### DO THIS
Continue the article on optimizing ppp and code quality from the point where it stops.

### TEXT TO READ
# # # # # # #

2004.05.15
Optimizing ppp and Code Quality
The Problem
While debugging a problem of my ppp connection I noticed that ppp was apparently doing a protocol lookup (with a file open, read, close sequence) for every packet it read. This is an excerpt from the strace log, one of my favourite debugging tools.
open("/etc/protocols", O_RDONLY) = 1
fstat(1, {st_mode=S_IFREG|0644, st_size=5752, ...}) = 0
read(1, "#\n# Internet protocols\n#\n# $Free"..., 8192) = 5752
close(1) = 0
The Cause
Wanting to correct this source of inefficiency I started scanning the FreeBSD ppp source code looking for the culprit. To locate the offending getproto* call I put logging statements near all such calls, and a couple of hours later I located the problem. The FilterCheck routine, called on the arrival of every packet, contained the following sequence, close to its beginning.int
FilterCheck(const unsigned char *packet, u_int32_t family,
const struct filter *filter, unsigned *psecs)
{
char [...] prototxt[16];
[...]
if ((pe = getprotobynumber(cproto)) == NULL)
snprintf(prototxt, sizeof prototxt, "%d", cproto);
else
snprintf(prototxt, sizeof prototxt, "%s", pe->p_name);
if (log_IsKept(LogDEBUG)) {
[...]
log_Printf(LogDEBUG, " Filter: proto = %s, %s\n", prototxt, dbuff);
[...]
if (log_IsKept(LogFILTER)) {
snprintf(dstip, sizeof dstip, "%s", ncpaddr_ntoa(&dstaddr));
log_Printf(LogFILTER, "%sbound rule = %d accept %s "
"src = %s:%d dst = %s:%d\n", filter->name, n, prototxt,
ncpaddr_ntoa(&srcaddr), sport, dstip, dport);
[...]
if (log_IsKept(LogFILTER)) {
snprintf(dstip, sizeof dstip, "%s", ncpaddr_ntoa(&dstaddr));
log_Printf(LogFILTER,
"%sbound rule = %d deny %s src = %s/%d dst = %s/%d\n",
filter->name, n, prototxt,
ncpaddr_ntoa(&srcaddr), sport, dstip, dport);
Solution One
The conditions under which prototxt was used were filter logging and debugging options that are typically not enabled in a production environment. So my first try was to guard the getprotobynum call with a similar conditional: if (log_IsKept(LogDEBUG) || log_IsKept(LogFILTER)) {
if ((pe = getprotobynumber(cproto)) == NULL)
snprintf(prototxt, sizeof prototxt, "%d", cproto);
else
snprintf(prototxt, sizeof prototxt, "%s", pe->p_name);
char *prototxt, protobuff[16];
[...]
if (log_IsKept(LogDEBUG) || log_IsKept(LogFILTER)) {
if ((pe = getprotobynumber(cproto)) == NULL)
snprintf(protobuff, sizeof protobuff, "%d", cproto);
else
snprintf(protobuff, sizeof protobuff, "%s", pe->p_name);
prototxt = protobuff;
} else
prototxt = "[Logging conditionals have changed."

# # # # # # #

### RECORDED INFORMATION
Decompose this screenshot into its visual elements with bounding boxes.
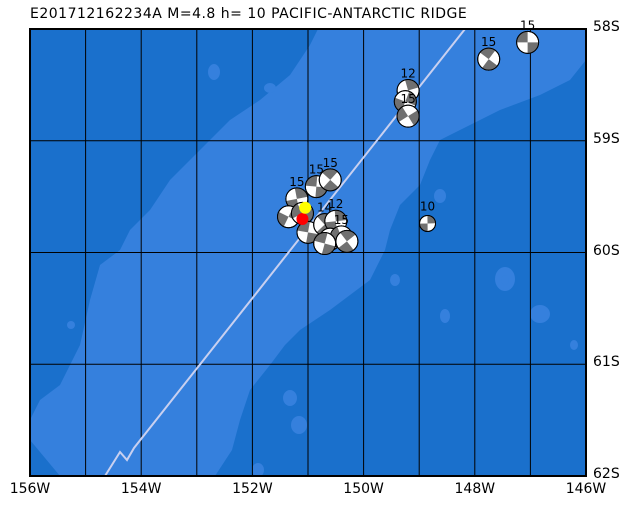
seamount [264, 83, 276, 93]
seamount [390, 274, 400, 286]
compression-quadrant [306, 232, 319, 244]
seamount [501, 275, 509, 285]
y-tick-label: 61S [593, 354, 620, 371]
depth-label: 14 [317, 201, 332, 215]
depth-label: 15 [334, 213, 349, 227]
target-event-marker [299, 201, 312, 214]
compression-quadrant [419, 223, 428, 232]
seamount [252, 463, 264, 477]
compression-quadrant [297, 221, 310, 233]
compression-quadrant [482, 59, 498, 71]
depth-label: 10 [420, 199, 435, 213]
map-title: E201712162234A M=4.8 h= 10 PACIFIC-ANTAR… [30, 6, 468, 22]
beachball-border [335, 229, 359, 253]
deep-patch [30, 440, 60, 476]
compression-quadrant [305, 175, 318, 187]
focal-mechanism [396, 104, 420, 128]
map-frame [29, 28, 587, 477]
focal-mechanism [516, 30, 540, 54]
depth-label: 15 [481, 35, 496, 49]
seamount [67, 321, 75, 329]
seamount [570, 340, 578, 350]
y-tick-label: 62S [593, 466, 620, 482]
seamount [434, 189, 446, 203]
depth-label: 12 [400, 66, 415, 80]
x-tick-label: 146W [565, 481, 607, 497]
seamount [530, 305, 550, 323]
highlight-event-marker [296, 212, 309, 225]
focal-mechanism [419, 214, 437, 232]
x-tick-label: 154W [120, 481, 162, 497]
depth-label: 15 [400, 92, 415, 106]
compression-quadrant [397, 106, 409, 122]
focal-mechanism [318, 168, 342, 192]
x-tick-label: 150W [343, 481, 384, 497]
depth-label: 15 [289, 175, 304, 189]
seamount [208, 64, 220, 80]
beachball-border [516, 30, 540, 54]
seamount [291, 416, 307, 434]
depth-label: 12 [328, 197, 343, 211]
focal-mechanism [335, 229, 359, 253]
compression-quadrant [408, 110, 420, 126]
compression-quadrant [322, 168, 338, 180]
compression-quadrant [527, 42, 539, 54]
beachball-border [396, 104, 420, 128]
compression-quadrant [516, 31, 528, 43]
seamount [440, 309, 450, 323]
beachball-border [477, 47, 501, 71]
compression-quadrant [277, 211, 289, 227]
x-tick-label: 156W [9, 481, 51, 497]
seamount [413, 168, 423, 182]
compression-quadrant [427, 215, 436, 224]
beachball-border [318, 168, 342, 192]
depth-label: 15 [309, 163, 324, 177]
y-tick-label: 60S [593, 242, 620, 259]
depth-label: 15 [323, 156, 338, 170]
y-tick-label: 58S [593, 19, 620, 35]
plate-boundary-ridge [104, 28, 466, 477]
x-tick-label: 148W [454, 481, 496, 497]
compression-quadrant [479, 48, 496, 60]
focal-mechanism [477, 47, 501, 71]
compression-quadrant [334, 210, 347, 222]
compression-quadrant [338, 241, 354, 253]
compression-quadrant [294, 187, 308, 199]
x-tick-label: 152W [232, 481, 273, 497]
compression-quadrant [322, 179, 339, 191]
y-tick-label: 59S [593, 130, 620, 147]
seamount [283, 390, 297, 406]
compression-quadrant [340, 230, 356, 242]
depth-label: 15 [520, 18, 535, 32]
beachball-border [419, 214, 437, 232]
focal-mechanism [313, 232, 337, 256]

# # # # # # #

### THE ANSWER
"Fix the conditional where this string appears.]";
A Better Approach
If this had been my private code, I would have probably left it at that. However, I was going to commit this change to the FreeBSD source code base, and it was going to be viewed by talented and technically expert fellow committers whose opinion I respect and value. Was this really the best solution I could come up with? I dismissed my first ideas for a more resilient approach as both inelegant and inefficient. The ideas were to either calculate prototxt every time it was needed (inefficient, since it was used multiple times), or initialize it to NULL and calculate it every time it was needed if it was not already initialized (inelegant). I finally realized that a call to a separate function maintaining a cached version of the result could be used to achieve the same goal./*
* Return a text string representing the cproto protocol number.
*
* The purpose of this routine is calculate this result, for
* the many times it is needed in FilterCheck, only on demand
* (i.e. when the corresponding logging functions are invoked).
*
* This optimization saves, over the previous implementation, which
* calculated prototxt at the beginning of FilterCheck, an
* open/read/close system call sequence per packet.
*
* The caching performed here is just a side effect.
*/
static const char *
prototxt(int cproto)
{
static int oproto = 6;
static char protobuff[16] = "tcp";
struct protoent *pe;
if (cproto == oproto)
return protobuff;
if ((pe = getprotobynumber(cproto)) == NULL)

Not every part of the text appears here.